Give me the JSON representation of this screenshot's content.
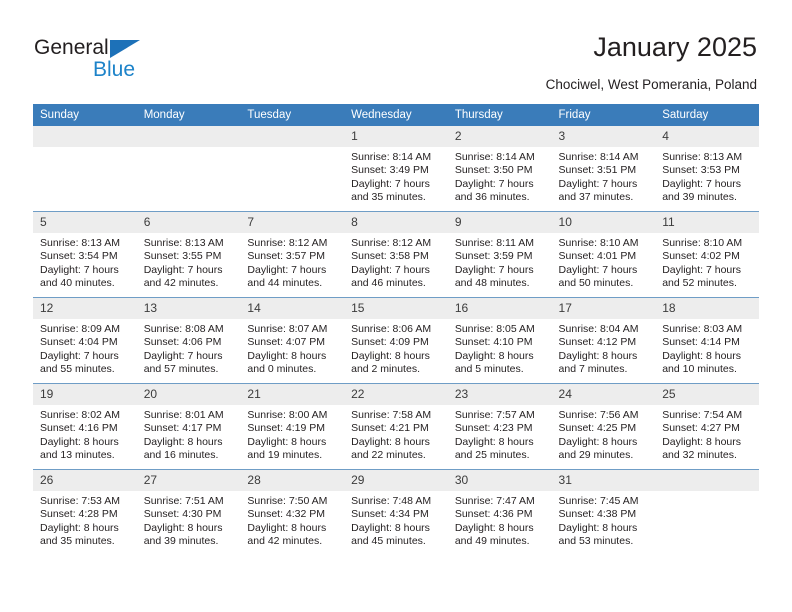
{
  "brand": {
    "name_top": "General",
    "name_bottom": "Blue"
  },
  "header": {
    "title": "January 2025",
    "location": "Chociwel, West Pomerania, Poland"
  },
  "colors": {
    "header_blue": "#3a7cba",
    "brand_blue": "#1d83c9",
    "daynum_band": "#ededed",
    "row_rule": "#6f9dc6"
  },
  "weekdays": [
    "Sunday",
    "Monday",
    "Tuesday",
    "Wednesday",
    "Thursday",
    "Friday",
    "Saturday"
  ],
  "labels": {
    "sunrise": "Sunrise:",
    "sunset": "Sunset:",
    "daylight": "Daylight:"
  },
  "weeks": [
    [
      {
        "day": "",
        "empty": true
      },
      {
        "day": "",
        "empty": true
      },
      {
        "day": "",
        "empty": true
      },
      {
        "day": "1",
        "sunrise": "Sunrise: 8:14 AM",
        "sunset": "Sunset: 3:49 PM",
        "daylight": "Daylight: 7 hours and 35 minutes."
      },
      {
        "day": "2",
        "sunrise": "Sunrise: 8:14 AM",
        "sunset": "Sunset: 3:50 PM",
        "daylight": "Daylight: 7 hours and 36 minutes."
      },
      {
        "day": "3",
        "sunrise": "Sunrise: 8:14 AM",
        "sunset": "Sunset: 3:51 PM",
        "daylight": "Daylight: 7 hours and 37 minutes."
      },
      {
        "day": "4",
        "sunrise": "Sunrise: 8:13 AM",
        "sunset": "Sunset: 3:53 PM",
        "daylight": "Daylight: 7 hours and 39 minutes."
      }
    ],
    [
      {
        "day": "5",
        "sunrise": "Sunrise: 8:13 AM",
        "sunset": "Sunset: 3:54 PM",
        "daylight": "Daylight: 7 hours and 40 minutes."
      },
      {
        "day": "6",
        "sunrise": "Sunrise: 8:13 AM",
        "sunset": "Sunset: 3:55 PM",
        "daylight": "Daylight: 7 hours and 42 minutes."
      },
      {
        "day": "7",
        "sunrise": "Sunrise: 8:12 AM",
        "sunset": "Sunset: 3:57 PM",
        "daylight": "Daylight: 7 hours and 44 minutes."
      },
      {
        "day": "8",
        "sunrise": "Sunrise: 8:12 AM",
        "sunset": "Sunset: 3:58 PM",
        "daylight": "Daylight: 7 hours and 46 minutes."
      },
      {
        "day": "9",
        "sunrise": "Sunrise: 8:11 AM",
        "sunset": "Sunset: 3:59 PM",
        "daylight": "Daylight: 7 hours and 48 minutes."
      },
      {
        "day": "10",
        "sunrise": "Sunrise: 8:10 AM",
        "sunset": "Sunset: 4:01 PM",
        "daylight": "Daylight: 7 hours and 50 minutes."
      },
      {
        "day": "11",
        "sunrise": "Sunrise: 8:10 AM",
        "sunset": "Sunset: 4:02 PM",
        "daylight": "Daylight: 7 hours and 52 minutes."
      }
    ],
    [
      {
        "day": "12",
        "sunrise": "Sunrise: 8:09 AM",
        "sunset": "Sunset: 4:04 PM",
        "daylight": "Daylight: 7 hours and 55 minutes."
      },
      {
        "day": "13",
        "sunrise": "Sunrise: 8:08 AM",
        "sunset": "Sunset: 4:06 PM",
        "daylight": "Daylight: 7 hours and 57 minutes."
      },
      {
        "day": "14",
        "sunrise": "Sunrise: 8:07 AM",
        "sunset": "Sunset: 4:07 PM",
        "daylight": "Daylight: 8 hours and 0 minutes."
      },
      {
        "day": "15",
        "sunrise": "Sunrise: 8:06 AM",
        "sunset": "Sunset: 4:09 PM",
        "daylight": "Daylight: 8 hours and 2 minutes."
      },
      {
        "day": "16",
        "sunrise": "Sunrise: 8:05 AM",
        "sunset": "Sunset: 4:10 PM",
        "daylight": "Daylight: 8 hours and 5 minutes."
      },
      {
        "day": "17",
        "sunrise": "Sunrise: 8:04 AM",
        "sunset": "Sunset: 4:12 PM",
        "daylight": "Daylight: 8 hours and 7 minutes."
      },
      {
        "day": "18",
        "sunrise": "Sunrise: 8:03 AM",
        "sunset": "Sunset: 4:14 PM",
        "daylight": "Daylight: 8 hours and 10 minutes."
      }
    ],
    [
      {
        "day": "19",
        "sunrise": "Sunrise: 8:02 AM",
        "sunset": "Sunset: 4:16 PM",
        "daylight": "Daylight: 8 hours and 13 minutes."
      },
      {
        "day": "20",
        "sunrise": "Sunrise: 8:01 AM",
        "sunset": "Sunset: 4:17 PM",
        "daylight": "Daylight: 8 hours and 16 minutes."
      },
      {
        "day": "21",
        "sunrise": "Sunrise: 8:00 AM",
        "sunset": "Sunset: 4:19 PM",
        "daylight": "Daylight: 8 hours and 19 minutes."
      },
      {
        "day": "22",
        "sunrise": "Sunrise: 7:58 AM",
        "sunset": "Sunset: 4:21 PM",
        "daylight": "Daylight: 8 hours and 22 minutes."
      },
      {
        "day": "23",
        "sunrise": "Sunrise: 7:57 AM",
        "sunset": "Sunset: 4:23 PM",
        "daylight": "Daylight: 8 hours and 25 minutes."
      },
      {
        "day": "24",
        "sunrise": "Sunrise: 7:56 AM",
        "sunset": "Sunset: 4:25 PM",
        "daylight": "Daylight: 8 hours and 29 minutes."
      },
      {
        "day": "25",
        "sunrise": "Sunrise: 7:54 AM",
        "sunset": "Sunset: 4:27 PM",
        "daylight": "Daylight: 8 hours and 32 minutes."
      }
    ],
    [
      {
        "day": "26",
        "sunrise": "Sunrise: 7:53 AM",
        "sunset": "Sunset: 4:28 PM",
        "daylight": "Daylight: 8 hours and 35 minutes."
      },
      {
        "day": "27",
        "sunrise": "Sunrise: 7:51 AM",
        "sunset": "Sunset: 4:30 PM",
        "daylight": "Daylight: 8 hours and 39 minutes."
      },
      {
        "day": "28",
        "sunrise": "Sunrise: 7:50 AM",
        "sunset": "Sunset: 4:32 PM",
        "daylight": "Daylight: 8 hours and 42 minutes."
      },
      {
        "day": "29",
        "sunrise": "Sunrise: 7:48 AM",
        "sunset": "Sunset: 4:34 PM",
        "daylight": "Daylight: 8 hours and 45 minutes."
      },
      {
        "day": "30",
        "sunrise": "Sunrise: 7:47 AM",
        "sunset": "Sunset: 4:36 PM",
        "daylight": "Daylight: 8 hours and 49 minutes."
      },
      {
        "day": "31",
        "sunrise": "Sunrise: 7:45 AM",
        "sunset": "Sunset: 4:38 PM",
        "daylight": "Daylight: 8 hours and 53 minutes."
      },
      {
        "day": "",
        "empty": true
      }
    ]
  ]
}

> _Problem requirements_
Output every entry verbatim. Pictures do not belong in the copy.

> _Answer to this task_
Give me the JSON representation of this screenshot's content.
{
  "brand": {
    "name_top": "General",
    "name_bottom": "Blue"
  },
  "header": {
    "title": "January 2025",
    "location": "Chociwel, West Pomerania, Poland"
  },
  "colors": {
    "header_blue": "#3a7cba",
    "brand_blue": "#1d83c9",
    "daynum_band": "#ededed",
    "row_rule": "#6f9dc6"
  },
  "weekdays": [
    "Sunday",
    "Monday",
    "Tuesday",
    "Wednesday",
    "Thursday",
    "Friday",
    "Saturday"
  ],
  "labels": {
    "sunrise": "Sunrise:",
    "sunset": "Sunset:",
    "daylight": "Daylight:"
  },
  "weeks": [
    [
      {
        "day": "",
        "empty": true
      },
      {
        "day": "",
        "empty": true
      },
      {
        "day": "",
        "empty": true
      },
      {
        "day": "1",
        "sunrise": "Sunrise: 8:14 AM",
        "sunset": "Sunset: 3:49 PM",
        "daylight": "Daylight: 7 hours and 35 minutes."
      },
      {
        "day": "2",
        "sunrise": "Sunrise: 8:14 AM",
        "sunset": "Sunset: 3:50 PM",
        "daylight": "Daylight: 7 hours and 36 minutes."
      },
      {
        "day": "3",
        "sunrise": "Sunrise: 8:14 AM",
        "sunset": "Sunset: 3:51 PM",
        "daylight": "Daylight: 7 hours and 37 minutes."
      },
      {
        "day": "4",
        "sunrise": "Sunrise: 8:13 AM",
        "sunset": "Sunset: 3:53 PM",
        "daylight": "Daylight: 7 hours and 39 minutes."
      }
    ],
    [
      {
        "day": "5",
        "sunrise": "Sunrise: 8:13 AM",
        "sunset": "Sunset: 3:54 PM",
        "daylight": "Daylight: 7 hours and 40 minutes."
      },
      {
        "day": "6",
        "sunrise": "Sunrise: 8:13 AM",
        "sunset": "Sunset: 3:55 PM",
        "daylight": "Daylight: 7 hours and 42 minutes."
      },
      {
        "day": "7",
        "sunrise": "Sunrise: 8:12 AM",
        "sunset": "Sunset: 3:57 PM",
        "daylight": "Daylight: 7 hours and 44 minutes."
      },
      {
        "day": "8",
        "sunrise": "Sunrise: 8:12 AM",
        "sunset": "Sunset: 3:58 PM",
        "daylight": "Daylight: 7 hours and 46 minutes."
      },
      {
        "day": "9",
        "sunrise": "Sunrise: 8:11 AM",
        "sunset": "Sunset: 3:59 PM",
        "daylight": "Daylight: 7 hours and 48 minutes."
      },
      {
        "day": "10",
        "sunrise": "Sunrise: 8:10 AM",
        "sunset": "Sunset: 4:01 PM",
        "daylight": "Daylight: 7 hours and 50 minutes."
      },
      {
        "day": "11",
        "sunrise": "Sunrise: 8:10 AM",
        "sunset": "Sunset: 4:02 PM",
        "daylight": "Daylight: 7 hours and 52 minutes."
      }
    ],
    [
      {
        "day": "12",
        "sunrise": "Sunrise: 8:09 AM",
        "sunset": "Sunset: 4:04 PM",
        "daylight": "Daylight: 7 hours and 55 minutes."
      },
      {
        "day": "13",
        "sunrise": "Sunrise: 8:08 AM",
        "sunset": "Sunset: 4:06 PM",
        "daylight": "Daylight: 7 hours and 57 minutes."
      },
      {
        "day": "14",
        "sunrise": "Sunrise: 8:07 AM",
        "sunset": "Sunset: 4:07 PM",
        "daylight": "Daylight: 8 hours and 0 minutes."
      },
      {
        "day": "15",
        "sunrise": "Sunrise: 8:06 AM",
        "sunset": "Sunset: 4:09 PM",
        "daylight": "Daylight: 8 hours and 2 minutes."
      },
      {
        "day": "16",
        "sunrise": "Sunrise: 8:05 AM",
        "sunset": "Sunset: 4:10 PM",
        "daylight": "Daylight: 8 hours and 5 minutes."
      },
      {
        "day": "17",
        "sunrise": "Sunrise: 8:04 AM",
        "sunset": "Sunset: 4:12 PM",
        "daylight": "Daylight: 8 hours and 7 minutes."
      },
      {
        "day": "18",
        "sunrise": "Sunrise: 8:03 AM",
        "sunset": "Sunset: 4:14 PM",
        "daylight": "Daylight: 8 hours and 10 minutes."
      }
    ],
    [
      {
        "day": "19",
        "sunrise": "Sunrise: 8:02 AM",
        "sunset": "Sunset: 4:16 PM",
        "daylight": "Daylight: 8 hours and 13 minutes."
      },
      {
        "day": "20",
        "sunrise": "Sunrise: 8:01 AM",
        "sunset": "Sunset: 4:17 PM",
        "daylight": "Daylight: 8 hours and 16 minutes."
      },
      {
        "day": "21",
        "sunrise": "Sunrise: 8:00 AM",
        "sunset": "Sunset: 4:19 PM",
        "daylight": "Daylight: 8 hours and 19 minutes."
      },
      {
        "day": "22",
        "sunrise": "Sunrise: 7:58 AM",
        "sunset": "Sunset: 4:21 PM",
        "daylight": "Daylight: 8 hours and 22 minutes."
      },
      {
        "day": "23",
        "sunrise": "Sunrise: 7:57 AM",
        "sunset": "Sunset: 4:23 PM",
        "daylight": "Daylight: 8 hours and 25 minutes."
      },
      {
        "day": "24",
        "sunrise": "Sunrise: 7:56 AM",
        "sunset": "Sunset: 4:25 PM",
        "daylight": "Daylight: 8 hours and 29 minutes."
      },
      {
        "day": "25",
        "sunrise": "Sunrise: 7:54 AM",
        "sunset": "Sunset: 4:27 PM",
        "daylight": "Daylight: 8 hours and 32 minutes."
      }
    ],
    [
      {
        "day": "26",
        "sunrise": "Sunrise: 7:53 AM",
        "sunset": "Sunset: 4:28 PM",
        "daylight": "Daylight: 8 hours and 35 minutes."
      },
      {
        "day": "27",
        "sunrise": "Sunrise: 7:51 AM",
        "sunset": "Sunset: 4:30 PM",
        "daylight": "Daylight: 8 hours and 39 minutes."
      },
      {
        "day": "28",
        "sunrise": "Sunrise: 7:50 AM",
        "sunset": "Sunset: 4:32 PM",
        "daylight": "Daylight: 8 hours and 42 minutes."
      },
      {
        "day": "29",
        "sunrise": "Sunrise: 7:48 AM",
        "sunset": "Sunset: 4:34 PM",
        "daylight": "Daylight: 8 hours and 45 minutes."
      },
      {
        "day": "30",
        "sunrise": "Sunrise: 7:47 AM",
        "sunset": "Sunset: 4:36 PM",
        "daylight": "Daylight: 8 hours and 49 minutes."
      },
      {
        "day": "31",
        "sunrise": "Sunrise: 7:45 AM",
        "sunset": "Sunset: 4:38 PM",
        "daylight": "Daylight: 8 hours and 53 minutes."
      },
      {
        "day": "",
        "empty": true
      }
    ]
  ]
}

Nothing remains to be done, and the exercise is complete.